(Excerpts from a figure dataset)
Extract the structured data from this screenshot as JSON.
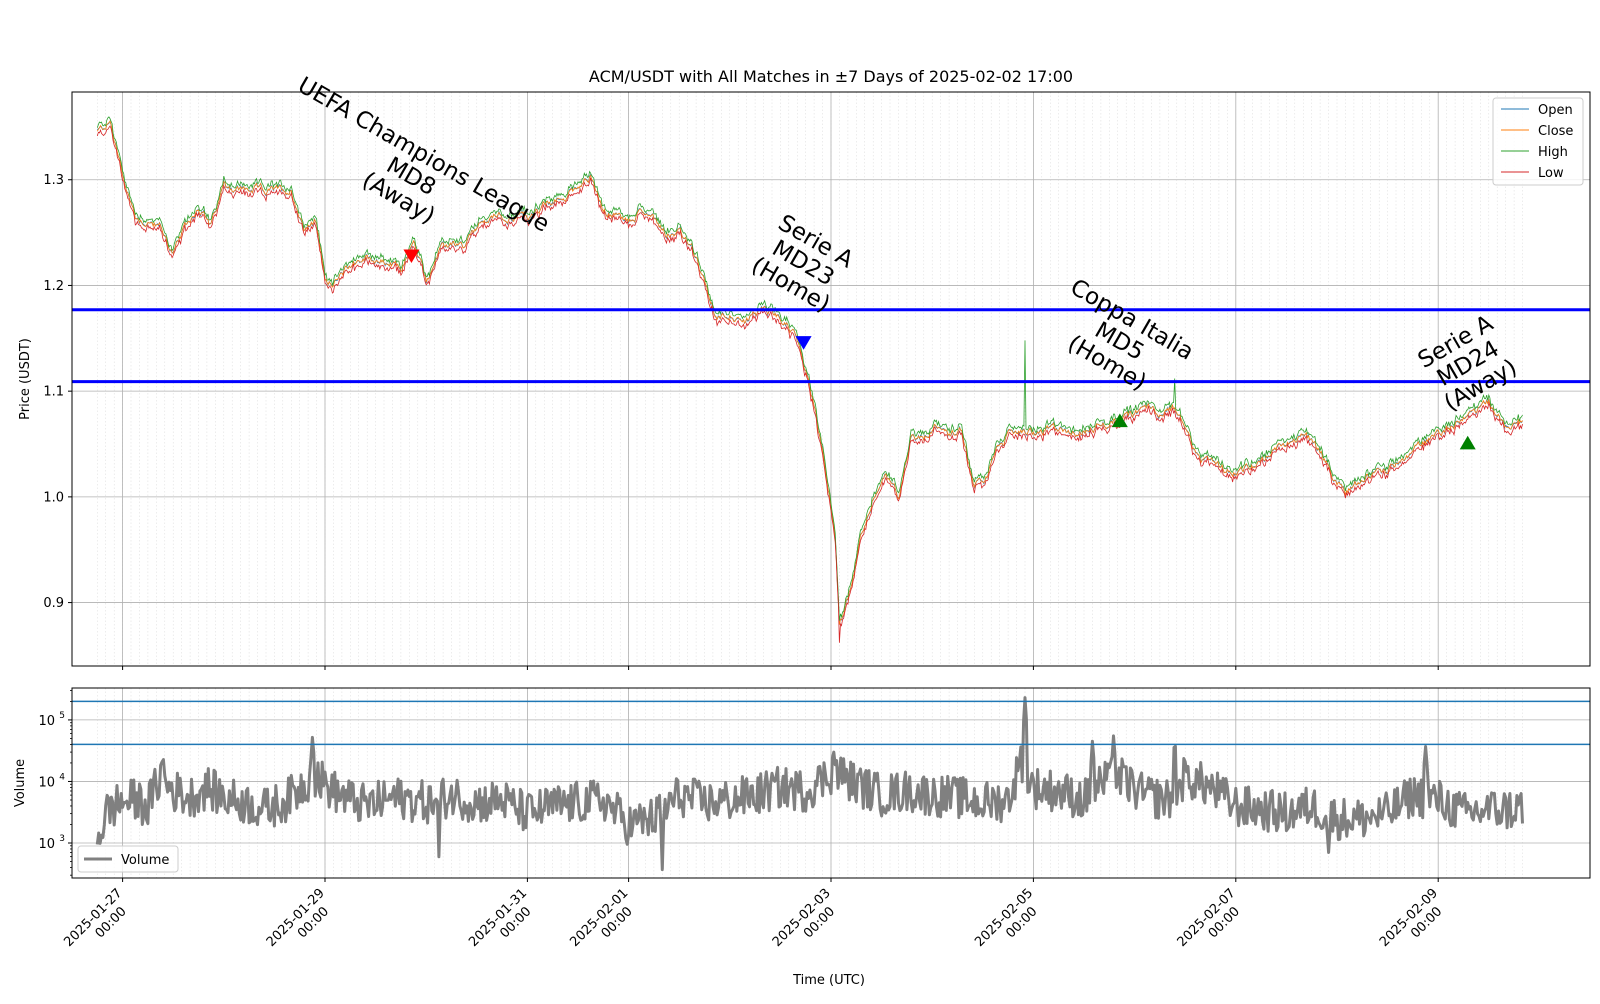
{
  "chart_data": {
    "type": "line",
    "title": "ACM/USDT with All Matches in ±7 Days of 2025-02-02 17:00",
    "xlabel": "Time (UTC)",
    "x_range": [
      "2025-01-26 12:00",
      "2025-02-10 12:00"
    ],
    "x_ticks": [
      {
        "date": "2025-01-27",
        "label1": "2025-01-27",
        "label2": "00:00"
      },
      {
        "date": "2025-01-29",
        "label1": "2025-01-29",
        "label2": "00:00"
      },
      {
        "date": "2025-01-31",
        "label1": "2025-01-31",
        "label2": "00:00"
      },
      {
        "date": "2025-02-01",
        "label1": "2025-02-01",
        "label2": "00:00"
      },
      {
        "date": "2025-02-03",
        "label1": "2025-02-03",
        "label2": "00:00"
      },
      {
        "date": "2025-02-05",
        "label1": "2025-02-05",
        "label2": "00:00"
      },
      {
        "date": "2025-02-07",
        "label1": "2025-02-07",
        "label2": "00:00"
      },
      {
        "date": "2025-02-09",
        "label1": "2025-02-09",
        "label2": "00:00"
      }
    ],
    "price_panel": {
      "ylabel": "Price (USDT)",
      "ylim": [
        0.84,
        1.383
      ],
      "yticks": [
        0.9,
        1.0,
        1.1,
        1.2,
        1.3
      ],
      "ytick_labels": [
        "0.9",
        "1.0",
        "1.1",
        "1.2",
        "1.3"
      ],
      "grid": true,
      "legend": "top-right",
      "series": [
        {
          "name": "Open",
          "color": "#1f77b4"
        },
        {
          "name": "Close",
          "color": "#ff7f0e"
        },
        {
          "name": "High",
          "color": "#2ca02c"
        },
        {
          "name": "Low",
          "color": "#d62728"
        }
      ],
      "close_points": [
        [
          "2025-01-26 18:00",
          1.345
        ],
        [
          "2025-01-26 21:00",
          1.355
        ],
        [
          "2025-01-27 00:00",
          1.305
        ],
        [
          "2025-01-27 03:00",
          1.265
        ],
        [
          "2025-01-27 06:00",
          1.26
        ],
        [
          "2025-01-27 09:00",
          1.255
        ],
        [
          "2025-01-27 12:00",
          1.23
        ],
        [
          "2025-01-27 15:00",
          1.255
        ],
        [
          "2025-01-27 18:00",
          1.275
        ],
        [
          "2025-01-27 21:00",
          1.255
        ],
        [
          "2025-01-28 00:00",
          1.295
        ],
        [
          "2025-01-28 04:00",
          1.29
        ],
        [
          "2025-01-28 08:00",
          1.29
        ],
        [
          "2025-01-28 12:00",
          1.29
        ],
        [
          "2025-01-28 16:00",
          1.29
        ],
        [
          "2025-01-28 19:00",
          1.255
        ],
        [
          "2025-01-28 22:00",
          1.26
        ],
        [
          "2025-01-29 00:00",
          1.205
        ],
        [
          "2025-01-29 03:00",
          1.205
        ],
        [
          "2025-01-29 06:00",
          1.22
        ],
        [
          "2025-01-29 09:00",
          1.225
        ],
        [
          "2025-01-29 12:00",
          1.225
        ],
        [
          "2025-01-29 15:00",
          1.22
        ],
        [
          "2025-01-29 18:00",
          1.215
        ],
        [
          "2025-01-29 21:00",
          1.24
        ],
        [
          "2025-01-30 00:00",
          1.205
        ],
        [
          "2025-01-30 03:00",
          1.23
        ],
        [
          "2025-01-30 06:00",
          1.24
        ],
        [
          "2025-01-30 09:00",
          1.235
        ],
        [
          "2025-01-30 12:00",
          1.255
        ],
        [
          "2025-01-30 16:00",
          1.265
        ],
        [
          "2025-01-30 20:00",
          1.265
        ],
        [
          "2025-01-31 00:00",
          1.265
        ],
        [
          "2025-01-31 04:00",
          1.275
        ],
        [
          "2025-01-31 08:00",
          1.28
        ],
        [
          "2025-01-31 12:00",
          1.295
        ],
        [
          "2025-01-31 15:00",
          1.305
        ],
        [
          "2025-01-31 18:00",
          1.27
        ],
        [
          "2025-01-31 21:00",
          1.265
        ],
        [
          "2025-02-01 00:00",
          1.26
        ],
        [
          "2025-02-01 03:00",
          1.27
        ],
        [
          "2025-02-01 06:00",
          1.265
        ],
        [
          "2025-02-01 09:00",
          1.25
        ],
        [
          "2025-02-01 12:00",
          1.25
        ],
        [
          "2025-02-01 15:00",
          1.235
        ],
        [
          "2025-02-01 18:00",
          1.2
        ],
        [
          "2025-02-01 21:00",
          1.17
        ],
        [
          "2025-02-02 00:00",
          1.175
        ],
        [
          "2025-02-02 03:00",
          1.16
        ],
        [
          "2025-02-02 06:00",
          1.175
        ],
        [
          "2025-02-02 09:00",
          1.175
        ],
        [
          "2025-02-02 12:00",
          1.17
        ],
        [
          "2025-02-02 15:00",
          1.155
        ],
        [
          "2025-02-02 17:00",
          1.135
        ],
        [
          "2025-02-02 20:00",
          1.085
        ],
        [
          "2025-02-02 23:00",
          1.02
        ],
        [
          "2025-02-03 01:00",
          0.96
        ],
        [
          "2025-02-03 02:00",
          0.88
        ],
        [
          "2025-02-03 04:00",
          0.905
        ],
        [
          "2025-02-03 07:00",
          0.96
        ],
        [
          "2025-02-03 10:00",
          1.0
        ],
        [
          "2025-02-03 13:00",
          1.02
        ],
        [
          "2025-02-03 16:00",
          1.0
        ],
        [
          "2025-02-03 19:00",
          1.06
        ],
        [
          "2025-02-03 22:00",
          1.055
        ],
        [
          "2025-02-04 01:00",
          1.07
        ],
        [
          "2025-02-04 04:00",
          1.06
        ],
        [
          "2025-02-04 07:00",
          1.065
        ],
        [
          "2025-02-04 10:00",
          1.01
        ],
        [
          "2025-02-04 13:00",
          1.02
        ],
        [
          "2025-02-04 16:00",
          1.05
        ],
        [
          "2025-02-04 19:00",
          1.06
        ],
        [
          "2025-02-04 21:00",
          1.065
        ],
        [
          "2025-02-04 22:00",
          1.06
        ],
        [
          "2025-02-05 01:00",
          1.06
        ],
        [
          "2025-02-05 06:00",
          1.065
        ],
        [
          "2025-02-05 12:00",
          1.06
        ],
        [
          "2025-02-05 16:00",
          1.07
        ],
        [
          "2025-02-05 18:00",
          1.07
        ],
        [
          "2025-02-05 21:00",
          1.075
        ],
        [
          "2025-02-06 00:00",
          1.08
        ],
        [
          "2025-02-06 03:00",
          1.085
        ],
        [
          "2025-02-06 06:00",
          1.08
        ],
        [
          "2025-02-06 09:00",
          1.085
        ],
        [
          "2025-02-06 12:00",
          1.07
        ],
        [
          "2025-02-06 15:00",
          1.035
        ],
        [
          "2025-02-06 18:00",
          1.03
        ],
        [
          "2025-02-06 21:00",
          1.025
        ],
        [
          "2025-02-07 00:00",
          1.025
        ],
        [
          "2025-02-07 04:00",
          1.03
        ],
        [
          "2025-02-07 08:00",
          1.04
        ],
        [
          "2025-02-07 12:00",
          1.05
        ],
        [
          "2025-02-07 16:00",
          1.06
        ],
        [
          "2025-02-07 20:00",
          1.045
        ],
        [
          "2025-02-07 23:00",
          1.02
        ],
        [
          "2025-02-08 02:00",
          1.005
        ],
        [
          "2025-02-08 05:00",
          1.015
        ],
        [
          "2025-02-08 08:00",
          1.02
        ],
        [
          "2025-02-08 12:00",
          1.025
        ],
        [
          "2025-02-08 16:00",
          1.035
        ],
        [
          "2025-02-08 20:00",
          1.05
        ],
        [
          "2025-02-09 00:00",
          1.06
        ],
        [
          "2025-02-09 04:00",
          1.07
        ],
        [
          "2025-02-09 08:00",
          1.08
        ],
        [
          "2025-02-09 12:00",
          1.09
        ],
        [
          "2025-02-09 16:00",
          1.065
        ],
        [
          "2025-02-09 20:00",
          1.07
        ]
      ],
      "horizontal_lines": [
        {
          "y": 1.177,
          "color": "#0000ff"
        },
        {
          "y": 1.109,
          "color": "#0000ff"
        }
      ],
      "markers": [
        {
          "x": "2025-01-29 20:30",
          "y": 1.228,
          "shape": "triangle-down",
          "color": "#ff0000"
        },
        {
          "x": "2025-02-02 17:30",
          "y": 1.146,
          "shape": "triangle-down",
          "color": "#0000ff"
        },
        {
          "x": "2025-02-05 20:30",
          "y": 1.072,
          "shape": "triangle-up",
          "color": "#008000"
        },
        {
          "x": "2025-02-09 07:00",
          "y": 1.051,
          "shape": "triangle-up",
          "color": "#008000"
        }
      ],
      "annotations": [
        {
          "x": "2025-01-29 20:30",
          "y": 1.228,
          "lines": [
            "UEFA Champions League",
            "MD8",
            "(Away)"
          ],
          "angle": 30
        },
        {
          "x": "2025-02-02 17:30",
          "y": 1.146,
          "lines": [
            "Serie A",
            "MD23",
            "(Home)"
          ],
          "angle": 30
        },
        {
          "x": "2025-02-05 20:30",
          "y": 1.072,
          "lines": [
            "Coppa Italia",
            "MD5",
            "(Home)"
          ],
          "angle": 30
        },
        {
          "x": "2025-02-09 07:00",
          "y": 1.051,
          "lines": [
            "Serie A",
            "MD24",
            "(Away)"
          ],
          "angle": -30
        }
      ]
    },
    "volume_panel": {
      "ylabel": "Volume",
      "scale": "log",
      "ylim": [
        270,
        330000
      ],
      "yticks": [
        1000,
        10000,
        100000
      ],
      "ytick_labels": [
        {
          "base": "10",
          "exp": "3"
        },
        {
          "base": "10",
          "exp": "4"
        },
        {
          "base": "10",
          "exp": "5"
        }
      ],
      "legend": "bottom-left",
      "series_name": "Volume",
      "color": "#808080",
      "horizontal_lines": [
        200000,
        40000
      ],
      "points": [
        [
          "2025-01-26 18:00",
          1000
        ],
        [
          "2025-01-26 20:00",
          3000
        ],
        [
          "2025-01-26 23:00",
          4500
        ],
        [
          "2025-01-27 03:00",
          5000
        ],
        [
          "2025-01-27 06:00",
          4000
        ],
        [
          "2025-01-27 09:00",
          12000
        ],
        [
          "2025-01-27 12:00",
          7000
        ],
        [
          "2025-01-27 16:00",
          5500
        ],
        [
          "2025-01-27 20:00",
          8000
        ],
        [
          "2025-01-28 00:00",
          5500
        ],
        [
          "2025-01-28 05:00",
          4500
        ],
        [
          "2025-01-28 10:00",
          3500
        ],
        [
          "2025-01-28 15:00",
          5000
        ],
        [
          "2025-01-28 19:00",
          9000
        ],
        [
          "2025-01-28 22:00",
          12000
        ],
        [
          "2025-01-29 02:00",
          7000
        ],
        [
          "2025-01-29 06:00",
          5000
        ],
        [
          "2025-01-29 10:00",
          4000
        ],
        [
          "2025-01-29 16:00",
          5500
        ],
        [
          "2025-01-29 20:00",
          5000
        ],
        [
          "2025-01-30 01:00",
          4500
        ],
        [
          "2025-01-30 06:00",
          6000
        ],
        [
          "2025-01-30 12:00",
          4500
        ],
        [
          "2025-01-30 18:00",
          5000
        ],
        [
          "2025-01-31 00:00",
          3000
        ],
        [
          "2025-01-31 06:00",
          4000
        ],
        [
          "2025-01-31 12:00",
          4500
        ],
        [
          "2025-01-31 18:00",
          5000
        ],
        [
          "2025-02-01 00:00",
          2000
        ],
        [
          "2025-02-01 06:00",
          2500
        ],
        [
          "2025-02-01 12:00",
          6000
        ],
        [
          "2025-02-01 18:00",
          4500
        ],
        [
          "2025-02-02 00:00",
          5000
        ],
        [
          "2025-02-02 06:00",
          6000
        ],
        [
          "2025-02-02 12:00",
          8000
        ],
        [
          "2025-02-02 18:00",
          7000
        ],
        [
          "2025-02-03 01:00",
          15000
        ],
        [
          "2025-02-03 06:00",
          9000
        ],
        [
          "2025-02-03 12:00",
          6000
        ],
        [
          "2025-02-03 18:00",
          7000
        ],
        [
          "2025-02-04 00:00",
          6000
        ],
        [
          "2025-02-04 06:00",
          5500
        ],
        [
          "2025-02-04 12:00",
          4500
        ],
        [
          "2025-02-04 18:00",
          5000
        ],
        [
          "2025-02-04 21:00",
          20000
        ],
        [
          "2025-02-04 22:00",
          15000
        ],
        [
          "2025-02-05 00:00",
          8000
        ],
        [
          "2025-02-05 06:00",
          7000
        ],
        [
          "2025-02-05 12:00",
          5000
        ],
        [
          "2025-02-05 16:00",
          9000
        ],
        [
          "2025-02-05 21:00",
          11000
        ],
        [
          "2025-02-06 02:00",
          6000
        ],
        [
          "2025-02-06 08:00",
          5000
        ],
        [
          "2025-02-06 12:00",
          12000
        ],
        [
          "2025-02-06 18:00",
          8000
        ],
        [
          "2025-02-07 00:00",
          4000
        ],
        [
          "2025-02-07 06:00",
          3500
        ],
        [
          "2025-02-07 12:00",
          3000
        ],
        [
          "2025-02-07 18:00",
          4000
        ],
        [
          "2025-02-08 00:00",
          2500
        ],
        [
          "2025-02-08 06:00",
          2500
        ],
        [
          "2025-02-08 12:00",
          3000
        ],
        [
          "2025-02-08 18:00",
          6000
        ],
        [
          "2025-02-09 00:00",
          5000
        ],
        [
          "2025-02-09 06:00",
          3000
        ],
        [
          "2025-02-09 12:00",
          3500
        ],
        [
          "2025-02-09 18:00",
          3500
        ],
        [
          "2025-02-09 20:00",
          4000
        ]
      ],
      "spikes": [
        [
          "2025-01-27 09:30",
          35000
        ],
        [
          "2025-01-28 21:00",
          52000
        ],
        [
          "2025-01-30 03:00",
          600
        ],
        [
          "2025-02-01 08:00",
          370
        ],
        [
          "2025-02-03 00:30",
          48000
        ],
        [
          "2025-02-04 22:00",
          230000
        ],
        [
          "2025-02-05 14:00",
          45000
        ],
        [
          "2025-02-05 19:00",
          55000
        ],
        [
          "2025-02-06 09:30",
          75000
        ],
        [
          "2025-02-07 22:00",
          700
        ],
        [
          "2025-02-08 21:00",
          37000
        ]
      ]
    }
  }
}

Instruction
Find each line holding the word "USDT" and copy it.

Task solution
    "title": "ACM/USDT with All Matches in ±7 Days of 2025-02-02 17:00",
      "ylabel": "Price (USDT)",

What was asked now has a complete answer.